### WHAT IS ASKED
Copy down every line where the string "screenshot" shows up.

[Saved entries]
>>>>>

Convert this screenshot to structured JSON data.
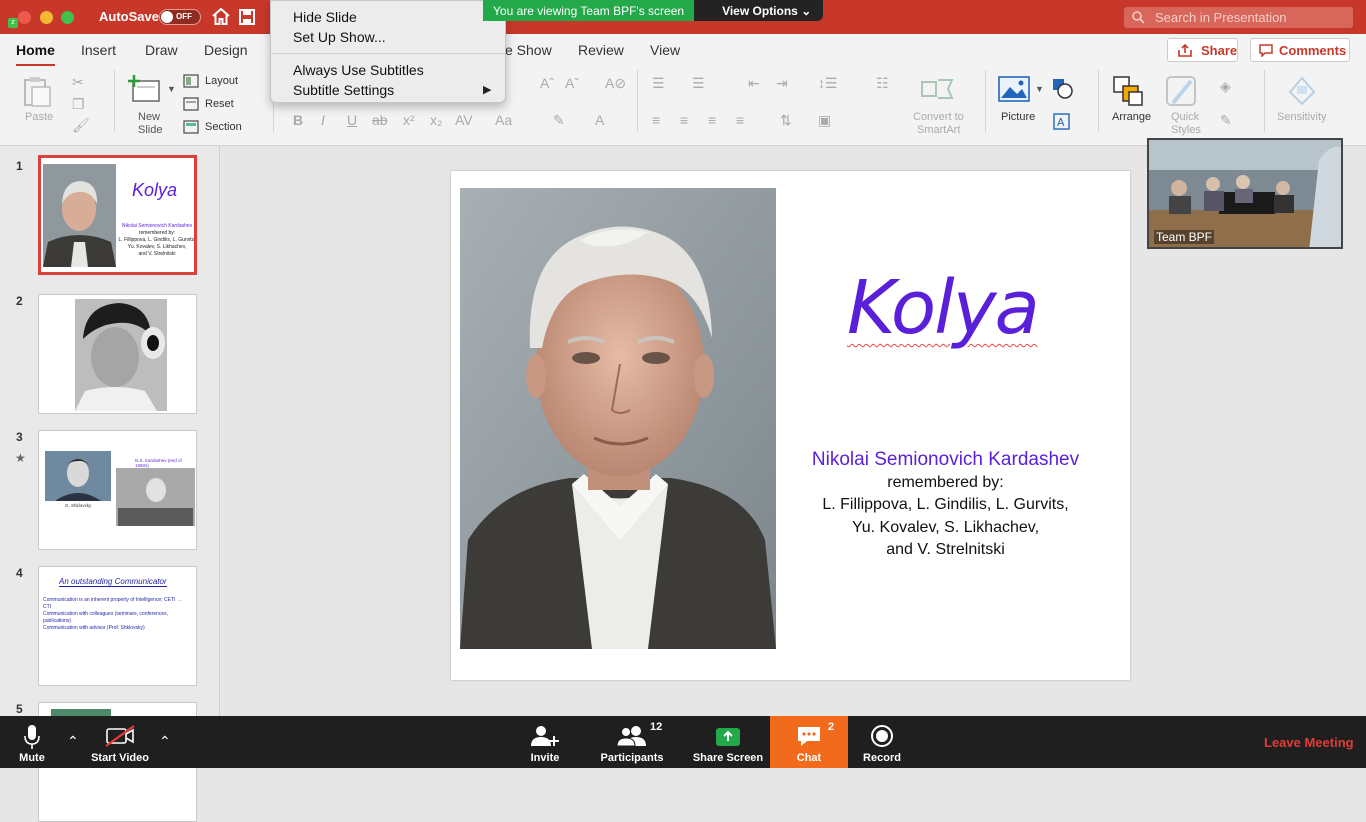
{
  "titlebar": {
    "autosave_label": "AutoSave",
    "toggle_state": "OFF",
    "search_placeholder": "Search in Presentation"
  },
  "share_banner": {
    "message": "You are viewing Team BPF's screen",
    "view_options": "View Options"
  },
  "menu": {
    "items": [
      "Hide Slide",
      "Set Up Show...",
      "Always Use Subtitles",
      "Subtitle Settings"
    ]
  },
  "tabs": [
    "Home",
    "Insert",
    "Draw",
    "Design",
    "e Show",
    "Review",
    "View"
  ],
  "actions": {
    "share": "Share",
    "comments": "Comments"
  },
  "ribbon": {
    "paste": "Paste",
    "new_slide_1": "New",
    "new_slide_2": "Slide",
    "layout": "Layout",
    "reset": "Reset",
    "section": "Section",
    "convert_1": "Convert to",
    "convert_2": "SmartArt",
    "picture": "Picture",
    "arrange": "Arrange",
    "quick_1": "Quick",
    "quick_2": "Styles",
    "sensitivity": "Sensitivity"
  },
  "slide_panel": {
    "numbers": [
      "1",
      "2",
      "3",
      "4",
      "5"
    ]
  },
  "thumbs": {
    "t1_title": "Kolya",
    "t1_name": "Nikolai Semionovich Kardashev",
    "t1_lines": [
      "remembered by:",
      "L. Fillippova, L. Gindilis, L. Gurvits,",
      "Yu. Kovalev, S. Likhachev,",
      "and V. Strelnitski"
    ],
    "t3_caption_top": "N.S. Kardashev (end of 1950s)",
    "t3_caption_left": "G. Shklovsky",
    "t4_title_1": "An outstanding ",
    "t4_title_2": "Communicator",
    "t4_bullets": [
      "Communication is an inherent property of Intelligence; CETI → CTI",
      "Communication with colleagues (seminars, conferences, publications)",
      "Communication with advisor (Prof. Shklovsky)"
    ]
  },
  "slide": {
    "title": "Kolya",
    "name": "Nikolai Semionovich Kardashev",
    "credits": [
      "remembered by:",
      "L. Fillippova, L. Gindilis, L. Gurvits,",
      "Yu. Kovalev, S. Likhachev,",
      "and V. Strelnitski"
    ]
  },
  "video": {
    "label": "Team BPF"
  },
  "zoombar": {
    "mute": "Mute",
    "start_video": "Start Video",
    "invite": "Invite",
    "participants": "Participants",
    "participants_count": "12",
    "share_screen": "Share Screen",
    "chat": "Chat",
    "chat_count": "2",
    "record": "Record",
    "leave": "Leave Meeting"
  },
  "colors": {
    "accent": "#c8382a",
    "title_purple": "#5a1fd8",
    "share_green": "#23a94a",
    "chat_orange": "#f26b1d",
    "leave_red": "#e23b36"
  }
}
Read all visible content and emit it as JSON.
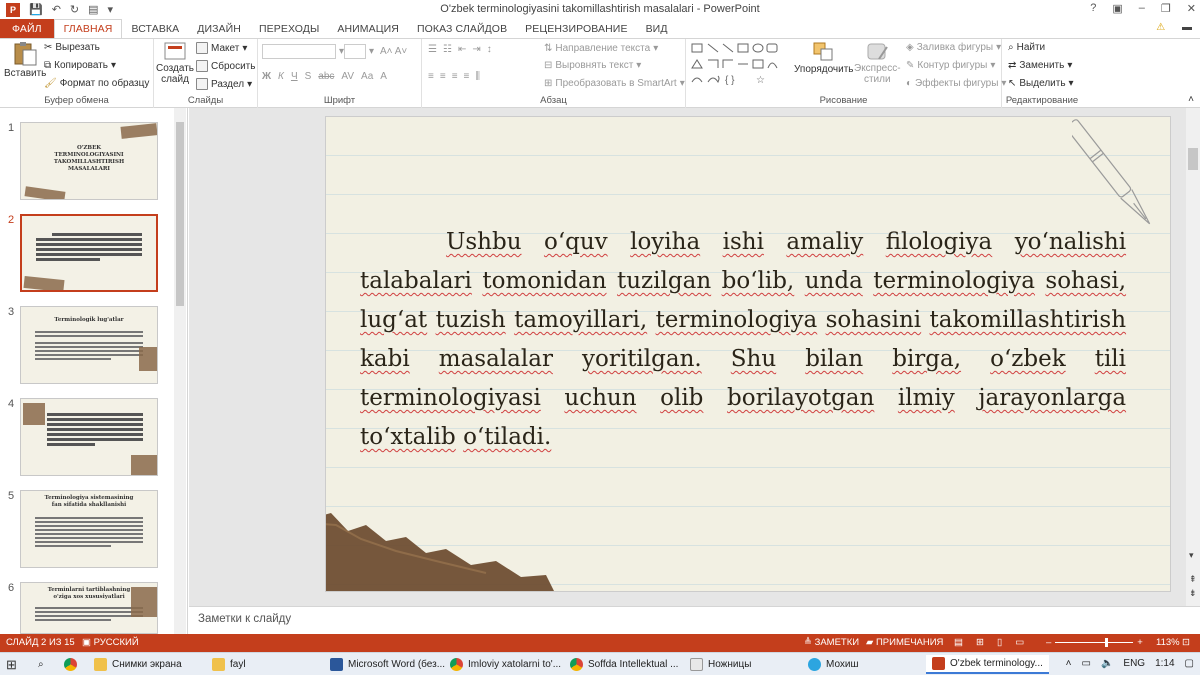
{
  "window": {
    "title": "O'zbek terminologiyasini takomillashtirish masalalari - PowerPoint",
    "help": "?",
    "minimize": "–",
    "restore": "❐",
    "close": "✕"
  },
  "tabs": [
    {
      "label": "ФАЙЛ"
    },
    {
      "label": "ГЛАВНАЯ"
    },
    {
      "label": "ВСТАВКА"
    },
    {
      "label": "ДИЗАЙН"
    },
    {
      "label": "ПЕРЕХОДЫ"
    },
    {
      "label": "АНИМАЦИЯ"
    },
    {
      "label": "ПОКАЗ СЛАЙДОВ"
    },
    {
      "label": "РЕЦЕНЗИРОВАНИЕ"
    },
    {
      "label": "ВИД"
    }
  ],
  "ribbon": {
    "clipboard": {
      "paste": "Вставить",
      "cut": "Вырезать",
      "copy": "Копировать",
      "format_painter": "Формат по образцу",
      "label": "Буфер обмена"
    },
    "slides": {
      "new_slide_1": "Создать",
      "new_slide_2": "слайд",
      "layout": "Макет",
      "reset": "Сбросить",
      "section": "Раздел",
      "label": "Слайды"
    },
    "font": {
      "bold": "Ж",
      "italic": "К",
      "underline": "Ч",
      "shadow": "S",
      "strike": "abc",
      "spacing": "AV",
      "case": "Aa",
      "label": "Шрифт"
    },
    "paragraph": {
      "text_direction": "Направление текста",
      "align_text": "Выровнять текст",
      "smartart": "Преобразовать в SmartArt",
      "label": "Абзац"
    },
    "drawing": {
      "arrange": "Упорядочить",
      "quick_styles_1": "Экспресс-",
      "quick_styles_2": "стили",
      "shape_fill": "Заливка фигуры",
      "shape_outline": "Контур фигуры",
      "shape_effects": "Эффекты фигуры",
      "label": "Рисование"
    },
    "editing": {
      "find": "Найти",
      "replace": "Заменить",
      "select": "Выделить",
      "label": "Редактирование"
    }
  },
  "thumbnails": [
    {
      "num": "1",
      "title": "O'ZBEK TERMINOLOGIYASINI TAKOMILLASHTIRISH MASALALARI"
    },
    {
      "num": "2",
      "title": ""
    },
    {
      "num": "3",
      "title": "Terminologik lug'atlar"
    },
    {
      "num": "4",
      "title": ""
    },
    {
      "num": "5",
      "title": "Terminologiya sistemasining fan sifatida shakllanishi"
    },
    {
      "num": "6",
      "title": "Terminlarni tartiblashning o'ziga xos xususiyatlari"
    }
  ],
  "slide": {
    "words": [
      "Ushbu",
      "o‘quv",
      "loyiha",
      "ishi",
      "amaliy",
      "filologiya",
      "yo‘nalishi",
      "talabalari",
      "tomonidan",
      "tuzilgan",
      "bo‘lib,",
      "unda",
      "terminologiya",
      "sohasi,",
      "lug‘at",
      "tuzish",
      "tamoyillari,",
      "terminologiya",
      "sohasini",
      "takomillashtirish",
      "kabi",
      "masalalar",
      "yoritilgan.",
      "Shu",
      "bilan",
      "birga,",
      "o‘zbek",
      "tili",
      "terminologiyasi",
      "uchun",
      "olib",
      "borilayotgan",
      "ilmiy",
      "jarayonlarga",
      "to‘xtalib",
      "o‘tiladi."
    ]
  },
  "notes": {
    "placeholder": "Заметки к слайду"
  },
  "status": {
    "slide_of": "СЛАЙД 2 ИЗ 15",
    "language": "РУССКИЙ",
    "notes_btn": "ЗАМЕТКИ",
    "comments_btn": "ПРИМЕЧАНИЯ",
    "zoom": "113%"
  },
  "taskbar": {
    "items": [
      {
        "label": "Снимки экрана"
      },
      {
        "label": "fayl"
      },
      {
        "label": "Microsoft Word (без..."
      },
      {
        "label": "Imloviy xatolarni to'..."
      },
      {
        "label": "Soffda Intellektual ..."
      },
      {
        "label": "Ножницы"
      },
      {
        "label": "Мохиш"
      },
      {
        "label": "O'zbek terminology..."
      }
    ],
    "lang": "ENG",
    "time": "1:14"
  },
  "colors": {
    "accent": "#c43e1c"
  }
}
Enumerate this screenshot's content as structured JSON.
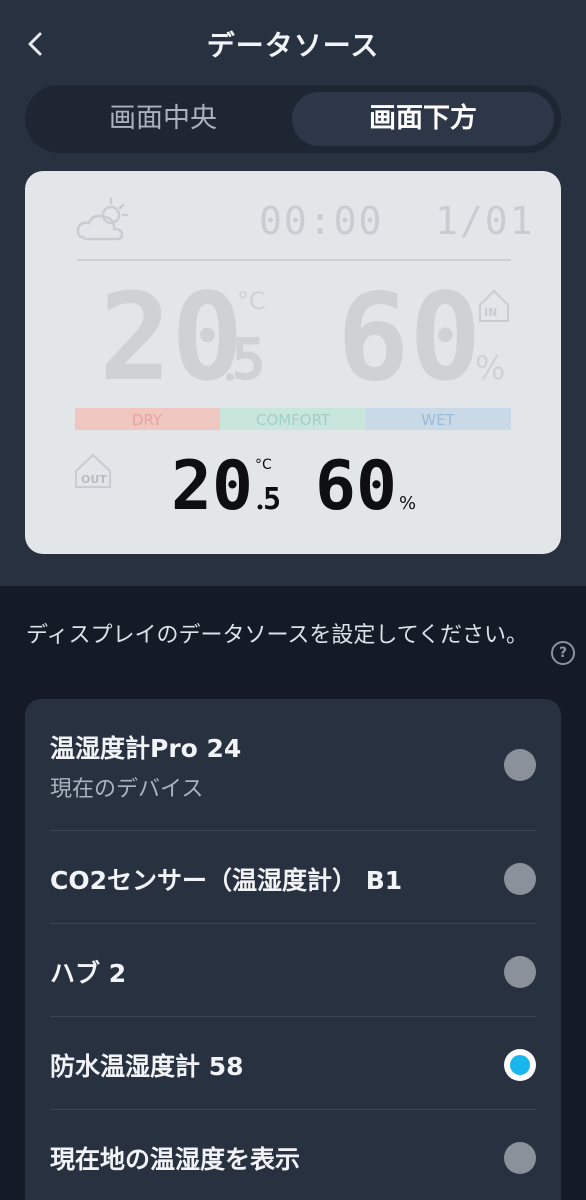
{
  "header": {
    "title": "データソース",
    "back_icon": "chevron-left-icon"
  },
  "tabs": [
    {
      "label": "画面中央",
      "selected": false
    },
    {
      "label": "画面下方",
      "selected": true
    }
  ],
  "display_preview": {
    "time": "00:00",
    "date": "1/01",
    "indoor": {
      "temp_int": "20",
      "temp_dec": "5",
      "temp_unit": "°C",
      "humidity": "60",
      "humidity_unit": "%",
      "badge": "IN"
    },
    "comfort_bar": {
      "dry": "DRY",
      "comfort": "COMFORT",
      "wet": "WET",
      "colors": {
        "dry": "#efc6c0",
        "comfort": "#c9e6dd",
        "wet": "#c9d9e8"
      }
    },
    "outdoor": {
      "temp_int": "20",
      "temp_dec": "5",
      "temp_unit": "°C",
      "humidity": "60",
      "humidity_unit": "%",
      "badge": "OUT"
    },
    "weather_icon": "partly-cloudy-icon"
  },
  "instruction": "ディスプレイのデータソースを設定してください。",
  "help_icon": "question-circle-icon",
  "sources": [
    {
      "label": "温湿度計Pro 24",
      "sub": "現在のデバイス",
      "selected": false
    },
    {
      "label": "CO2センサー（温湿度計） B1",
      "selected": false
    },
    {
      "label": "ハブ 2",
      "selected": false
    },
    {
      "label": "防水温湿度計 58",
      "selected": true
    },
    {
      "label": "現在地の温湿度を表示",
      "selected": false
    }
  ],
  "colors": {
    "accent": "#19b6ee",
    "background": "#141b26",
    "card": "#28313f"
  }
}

<<<<<

### CORRECT ANSWER
Convert this screenshot to structured JSON data.
Enumerate this screenshot's content as structured JSON.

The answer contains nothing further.